What you need to do:
1. In the passage on Martin Stropnický, to which country did he serve as Czech Ambassador from 1993 to 1994?
2. Return, without alteration, everything in the stored records from the line containing "fine-new-min: 40.000.000 đến 52.000.000 (480, 272, 540, 368)" down to the line containing "fine-current-min: 28.000.000 đến", including both of those lines.

Martin Stropnický (born 19 December 1956) is a Czech politician and diplomat who served as the minister of Foreign Affairs from December 2017 to June 2018, and was previously minister of Defence from 2014 to 2017. From 2 January 1998 to 22 July 1998 he also served as the minister of Culture. Before entering politics, he was an actor, songwriter, author and director.

Career
Stropnický graduated from the Theatre Faculty of the Academy of Performing Arts in Prague (DAMU) in 1980, and worked in different theatres in Prague over the next decade including the Prague Municipal Theatre and the Vinohrady Theatre.

In 1990 he began working at the Czechoslovak Ministry of Foreign Affairs (which became the Czech Ministry of Foreign Affairs two years later). He graduated from the Diplomatic Academy of Vienna in 1991, and subsequently served as the Czech Ambassador to Portugal (1993–94) and then Italy (1994-97).

For a six-month period from January to July 1998, Stropnický was appointed Czech Minister of Culture in the caretaker government of Josef Tošovský. He subsequently returned to the diplomatic service, serving as Czech Ambassador to the Vatican from 1999 to 2003, before returning to the Vinohrady Theatre as artistic director.

[Stored records]
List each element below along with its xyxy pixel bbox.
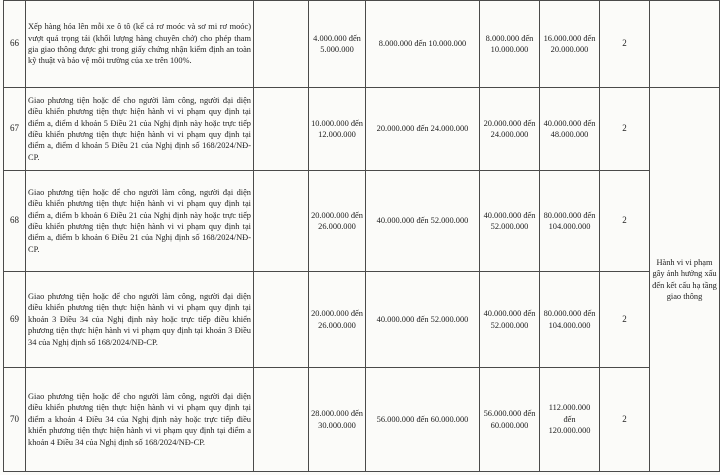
fine-new-min: 40.000.000 đến 52.000.000 (480, 272, 540, 368)
table-row (4, 171, 720, 272)
empty-cell (254, 272, 309, 368)
fine-new-max: 112.000.000 đến 120.000.000 (540, 368, 600, 472)
row-number: 70 (4, 368, 26, 472)
violation-description: Giao phương tiện hoặc để cho người làm công, người đại diện điều khiển phương tiện thực hiện hành vi vi phạm quy định tại điểm a, điểm d khoản 5 Điều 21 của Nghị định này hoặc trực tiếp điều khiển phương tiện thực hiện hành vi vi phạm quy định tại điểm a, điểm d khoản 5 Điều 21 của Nghị định số 168/2024/NĐ-CP. (26, 88, 254, 171)
points-deducted: 2 (600, 171, 650, 272)
table-row (4, 1, 720, 88)
fine-new-max: 16.000.000 đến 20.000.000 (540, 1, 600, 88)
violation-description: Giao phương tiện hoặc để cho người làm công, người đại diện điều khiển phương tiện thực hiện hành vi vi phạm quy định tại điểm a, điểm b khoản 6 Điều 21 của Nghị định này hoặc trực tiếp điều khiển phương tiện thực hiện hành vi vi phạm quy định tại điểm a, điểm b khoản 6 Điều 21 của Nghị định số 168/2024/NĐ-CP. (26, 171, 254, 272)
fines-table (3, 0, 720, 472)
empty-cell (254, 368, 309, 472)
points-deducted: 2 (600, 272, 650, 368)
fine-current-max: 56.000.000 đến 60.000.000 (366, 368, 480, 472)
fine-current-min: 28.000.000 đến 30.000.000 (309, 368, 366, 472)
violation-description: Giao phương tiện hoặc để cho người làm công, người đại diện điều khiển phương tiện thực hiện hành vi vi phạm quy định tại điểm a khoản 4 Điều 34 của Nghị định này hoặc trực tiếp điều khiển phương tiện thực hiện hành vi vi phạm quy định tại điểm a khoản 4 Điều 34 của Nghị định số 168/2024/NĐ-CP. (26, 368, 254, 472)
table-row (4, 368, 720, 472)
fine-current-min: 20.000.000 đến 26.000.000 (309, 272, 366, 368)
empty-cell (650, 1, 720, 88)
empty-cell (254, 1, 309, 88)
points-deducted: 2 (600, 1, 650, 88)
empty-cell (254, 88, 309, 171)
row-number: 67 (4, 88, 26, 171)
fine-current-max: 40.000.000 đến 52.000.000 (366, 272, 480, 368)
points-deducted: 2 (600, 368, 650, 472)
row-number: 68 (4, 171, 26, 272)
fine-new-min: 8.000.000 đến 10.000.000 (480, 1, 540, 88)
points-deducted: 2 (600, 88, 650, 171)
fine-new-min: 56.000.000 đến 60.000.000 (480, 368, 540, 472)
violation-group-label: Hành vi vi phạm gây ảnh hưởng xấu đến kết cấu hạ tầng giao thông (650, 88, 720, 472)
table-row (4, 88, 720, 171)
row-number: 66 (4, 1, 26, 88)
row-number: 69 (4, 272, 26, 368)
fine-current-max: 20.000.000 đến 24.000.000 (366, 88, 480, 171)
fine-new-max: 40.000.000 đến 48.000.000 (540, 88, 600, 171)
fine-new-min: 20.000.000 đến 24.000.000 (480, 88, 540, 171)
fine-current-min: 4.000.000 đến 5.000.000 (309, 1, 366, 88)
fine-current-max: 40.000.000 đến 52.000.000 (366, 171, 480, 272)
violation-description: Giao phương tiện hoặc để cho người làm công, người đại diện điều khiển phương tiện thực hiện hành vi vi phạm quy định tại khoản 3 Điều 34 của Nghị định này hoặc trực tiếp điều khiển phương tiện thực hiện hành vi vi phạm quy định tại khoản 3 Điều 34 của Nghị định số 168/2024/NĐ-CP. (26, 272, 254, 368)
fine-current-max: 8.000.000 đến 10.000.000 (366, 1, 480, 88)
table-row (4, 272, 720, 368)
fine-new-min: 40.000.000 đến 52.000.000 (480, 171, 540, 272)
violation-description: Xếp hàng hóa lên mỗi xe ô tô (kể cả rơ moóc và sơ mi rơ moóc) vượt quá trọng tải (khối lượng hàng chuyên chở) cho phép tham gia giao thông được ghi trong giấy chứng nhận kiểm định an toàn kỹ thuật và bảo vệ môi trường của xe trên 100%. (26, 1, 254, 88)
fine-current-min: 20.000.000 đến 26.000.000 (309, 171, 366, 272)
empty-cell (254, 171, 309, 272)
fine-new-max: 80.000.000 đến 104.000.000 (540, 272, 600, 368)
fine-new-max: 80.000.000 đến 104.000.000 (540, 171, 600, 272)
fine-current-min: 10.000.000 đến 12.000.000 (309, 88, 366, 171)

Solutions by task:
1. Portugal

2.
fine-new-min: 40.000.000 đến 52.000.000 (480, 272, 540, 368)
table-row (4, 171, 720, 272)
empty-cell (254, 272, 309, 368)
fine-new-max: 112.000.000 đến 120.000.000 (540, 368, 600, 472)
row-number: 70 (4, 368, 26, 472)
violation-description: Giao phương tiện hoặc để cho người làm công, người đại diện điều khiển phương tiện thực hiện hành vi vi phạm quy định tại điểm a, điểm d khoản 5 Điều 21 của Nghị định này hoặc trực tiếp điều khiển phương tiện thực hiện hành vi vi phạm quy định tại điểm a, điểm d khoản 5 Điều 21 của Nghị định số 168/2024/NĐ-CP. (26, 88, 254, 171)
points-deducted: 2 (600, 171, 650, 272)
table-row (4, 1, 720, 88)
fine-new-max: 16.000.000 đến 20.000.000 (540, 1, 600, 88)
violation-description: Giao phương tiện hoặc để cho người làm công, người đại diện điều khiển phương tiện thực hiện hành vi vi phạm quy định tại điểm a, điểm b khoản 6 Điều 21 của Nghị định này hoặc trực tiếp điều khiển phương tiện thực hiện hành vi vi phạm quy định tại điểm a, điểm b khoản 6 Điều 21 của Nghị định số 168/2024/NĐ-CP. (26, 171, 254, 272)
fines-table (3, 0, 720, 472)
empty-cell (254, 368, 309, 472)
points-deducted: 2 (600, 272, 650, 368)
fine-current-max: 56.000.000 đến 60.000.000 (366, 368, 480, 472)
fine-current-min: 28.000.000 đến 30.000.000 (309, 368, 366, 472)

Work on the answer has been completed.